Data entries

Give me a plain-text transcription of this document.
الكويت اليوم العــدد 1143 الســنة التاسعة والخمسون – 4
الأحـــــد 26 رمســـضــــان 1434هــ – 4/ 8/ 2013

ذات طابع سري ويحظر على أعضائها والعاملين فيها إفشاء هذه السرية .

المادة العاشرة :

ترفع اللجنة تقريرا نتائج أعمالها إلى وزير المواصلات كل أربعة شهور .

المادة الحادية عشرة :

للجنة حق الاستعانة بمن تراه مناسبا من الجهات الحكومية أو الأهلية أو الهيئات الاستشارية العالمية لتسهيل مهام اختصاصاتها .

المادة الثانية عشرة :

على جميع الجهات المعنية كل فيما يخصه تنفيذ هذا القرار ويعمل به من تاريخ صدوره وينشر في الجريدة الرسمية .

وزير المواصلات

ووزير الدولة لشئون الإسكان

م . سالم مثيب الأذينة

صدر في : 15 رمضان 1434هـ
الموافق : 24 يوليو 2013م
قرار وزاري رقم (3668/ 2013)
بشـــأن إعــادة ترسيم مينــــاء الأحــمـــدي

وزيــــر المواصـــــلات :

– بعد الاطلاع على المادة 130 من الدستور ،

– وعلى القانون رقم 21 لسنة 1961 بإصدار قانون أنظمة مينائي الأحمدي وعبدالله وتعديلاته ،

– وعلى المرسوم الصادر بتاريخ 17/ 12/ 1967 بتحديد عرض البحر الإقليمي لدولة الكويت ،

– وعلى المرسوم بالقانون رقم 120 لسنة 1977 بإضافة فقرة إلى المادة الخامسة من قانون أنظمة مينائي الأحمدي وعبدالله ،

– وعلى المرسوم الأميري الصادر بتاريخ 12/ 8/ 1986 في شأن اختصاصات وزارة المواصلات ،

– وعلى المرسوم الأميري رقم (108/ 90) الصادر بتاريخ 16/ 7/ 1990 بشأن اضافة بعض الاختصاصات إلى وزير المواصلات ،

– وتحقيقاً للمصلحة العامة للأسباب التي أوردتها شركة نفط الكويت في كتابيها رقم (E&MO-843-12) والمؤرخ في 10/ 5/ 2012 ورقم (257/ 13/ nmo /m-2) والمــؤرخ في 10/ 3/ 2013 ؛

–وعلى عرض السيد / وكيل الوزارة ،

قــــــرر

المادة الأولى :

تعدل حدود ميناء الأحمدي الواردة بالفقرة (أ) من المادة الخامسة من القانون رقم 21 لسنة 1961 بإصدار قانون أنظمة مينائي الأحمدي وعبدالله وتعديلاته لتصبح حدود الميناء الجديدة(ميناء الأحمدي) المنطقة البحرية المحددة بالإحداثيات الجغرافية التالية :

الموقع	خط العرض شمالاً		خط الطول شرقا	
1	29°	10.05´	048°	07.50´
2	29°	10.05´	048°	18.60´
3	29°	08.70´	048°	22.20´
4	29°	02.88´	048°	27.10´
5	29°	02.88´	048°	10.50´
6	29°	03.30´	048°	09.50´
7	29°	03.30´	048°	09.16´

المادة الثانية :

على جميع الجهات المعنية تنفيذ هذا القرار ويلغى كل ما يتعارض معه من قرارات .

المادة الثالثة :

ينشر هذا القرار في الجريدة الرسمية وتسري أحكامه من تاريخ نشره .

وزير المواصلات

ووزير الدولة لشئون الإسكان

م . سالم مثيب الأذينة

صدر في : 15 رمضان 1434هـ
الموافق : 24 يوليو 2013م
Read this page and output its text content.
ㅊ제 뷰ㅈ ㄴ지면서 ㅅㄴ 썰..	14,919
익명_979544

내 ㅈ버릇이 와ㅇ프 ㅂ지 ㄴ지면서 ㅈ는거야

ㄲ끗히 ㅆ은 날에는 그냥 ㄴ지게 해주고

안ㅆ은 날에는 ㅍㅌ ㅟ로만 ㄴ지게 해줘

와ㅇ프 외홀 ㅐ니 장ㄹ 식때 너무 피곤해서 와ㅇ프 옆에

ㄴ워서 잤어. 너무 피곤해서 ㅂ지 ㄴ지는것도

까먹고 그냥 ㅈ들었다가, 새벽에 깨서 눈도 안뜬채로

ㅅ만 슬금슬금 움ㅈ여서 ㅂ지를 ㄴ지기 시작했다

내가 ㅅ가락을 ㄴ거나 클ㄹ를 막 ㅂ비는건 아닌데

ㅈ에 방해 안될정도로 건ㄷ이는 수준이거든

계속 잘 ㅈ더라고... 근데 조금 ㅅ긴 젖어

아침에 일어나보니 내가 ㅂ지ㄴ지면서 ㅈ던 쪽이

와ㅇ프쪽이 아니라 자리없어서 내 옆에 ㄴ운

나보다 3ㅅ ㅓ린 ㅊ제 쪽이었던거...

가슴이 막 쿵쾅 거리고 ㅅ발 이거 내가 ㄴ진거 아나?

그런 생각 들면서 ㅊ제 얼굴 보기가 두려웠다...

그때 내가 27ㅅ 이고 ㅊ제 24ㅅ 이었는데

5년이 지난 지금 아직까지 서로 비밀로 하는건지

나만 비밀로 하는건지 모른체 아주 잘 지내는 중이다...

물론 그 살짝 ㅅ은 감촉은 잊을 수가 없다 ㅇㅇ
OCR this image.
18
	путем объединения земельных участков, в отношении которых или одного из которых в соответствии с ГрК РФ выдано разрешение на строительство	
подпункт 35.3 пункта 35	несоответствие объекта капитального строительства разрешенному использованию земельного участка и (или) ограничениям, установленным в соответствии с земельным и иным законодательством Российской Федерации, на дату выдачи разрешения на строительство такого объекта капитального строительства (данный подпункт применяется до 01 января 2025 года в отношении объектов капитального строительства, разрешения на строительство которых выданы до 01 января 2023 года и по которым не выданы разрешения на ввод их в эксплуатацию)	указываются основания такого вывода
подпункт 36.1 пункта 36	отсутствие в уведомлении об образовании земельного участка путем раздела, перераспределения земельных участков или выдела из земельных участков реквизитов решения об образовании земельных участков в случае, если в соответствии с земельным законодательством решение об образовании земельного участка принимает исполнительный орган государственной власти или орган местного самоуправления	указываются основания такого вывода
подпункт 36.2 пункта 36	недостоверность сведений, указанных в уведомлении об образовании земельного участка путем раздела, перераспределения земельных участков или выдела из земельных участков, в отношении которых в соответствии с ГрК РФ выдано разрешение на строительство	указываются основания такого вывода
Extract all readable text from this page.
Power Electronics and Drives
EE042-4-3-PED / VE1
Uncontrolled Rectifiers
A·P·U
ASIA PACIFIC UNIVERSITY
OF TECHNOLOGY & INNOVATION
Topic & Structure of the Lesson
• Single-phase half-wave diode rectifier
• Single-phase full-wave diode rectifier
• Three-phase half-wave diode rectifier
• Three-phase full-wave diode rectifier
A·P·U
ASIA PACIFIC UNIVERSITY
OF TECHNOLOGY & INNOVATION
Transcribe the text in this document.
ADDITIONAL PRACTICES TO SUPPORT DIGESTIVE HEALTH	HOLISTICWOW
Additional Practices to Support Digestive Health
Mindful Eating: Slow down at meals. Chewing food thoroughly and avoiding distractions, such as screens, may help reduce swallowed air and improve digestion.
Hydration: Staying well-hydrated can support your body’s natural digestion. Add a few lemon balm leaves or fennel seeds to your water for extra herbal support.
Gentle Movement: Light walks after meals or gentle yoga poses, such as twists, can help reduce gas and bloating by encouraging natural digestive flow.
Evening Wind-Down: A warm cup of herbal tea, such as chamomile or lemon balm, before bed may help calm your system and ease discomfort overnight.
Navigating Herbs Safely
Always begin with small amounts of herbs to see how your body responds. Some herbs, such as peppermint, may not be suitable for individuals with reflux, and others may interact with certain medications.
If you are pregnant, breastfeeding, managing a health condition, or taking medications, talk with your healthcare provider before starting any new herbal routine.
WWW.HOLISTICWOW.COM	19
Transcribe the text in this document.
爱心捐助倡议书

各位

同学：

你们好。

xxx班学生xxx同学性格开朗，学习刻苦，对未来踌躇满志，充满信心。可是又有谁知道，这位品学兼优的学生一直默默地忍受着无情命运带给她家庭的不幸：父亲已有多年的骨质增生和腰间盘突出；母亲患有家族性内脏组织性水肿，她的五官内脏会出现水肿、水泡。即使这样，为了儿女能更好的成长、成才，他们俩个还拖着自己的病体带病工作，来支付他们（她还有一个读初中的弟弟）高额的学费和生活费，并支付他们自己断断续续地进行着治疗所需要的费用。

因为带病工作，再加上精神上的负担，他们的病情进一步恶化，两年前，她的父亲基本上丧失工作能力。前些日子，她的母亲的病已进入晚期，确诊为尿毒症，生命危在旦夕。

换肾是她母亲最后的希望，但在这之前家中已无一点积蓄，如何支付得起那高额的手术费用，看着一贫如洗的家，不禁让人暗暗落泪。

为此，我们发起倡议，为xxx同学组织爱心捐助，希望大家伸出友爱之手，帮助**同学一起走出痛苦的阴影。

## To be done
Scan the lines for the string "الرسمية". Pick out every line that has it.

## Response
على جميع الجهات المعنية كل فيما يخصه تنفيذ هذا القرار ويعمل به من تاريخ صدوره وينشر في الجريدة الرسمية .
ينشر هذا القرار في الجريدة الرسمية وتسري أحكامه من تاريخ نشره .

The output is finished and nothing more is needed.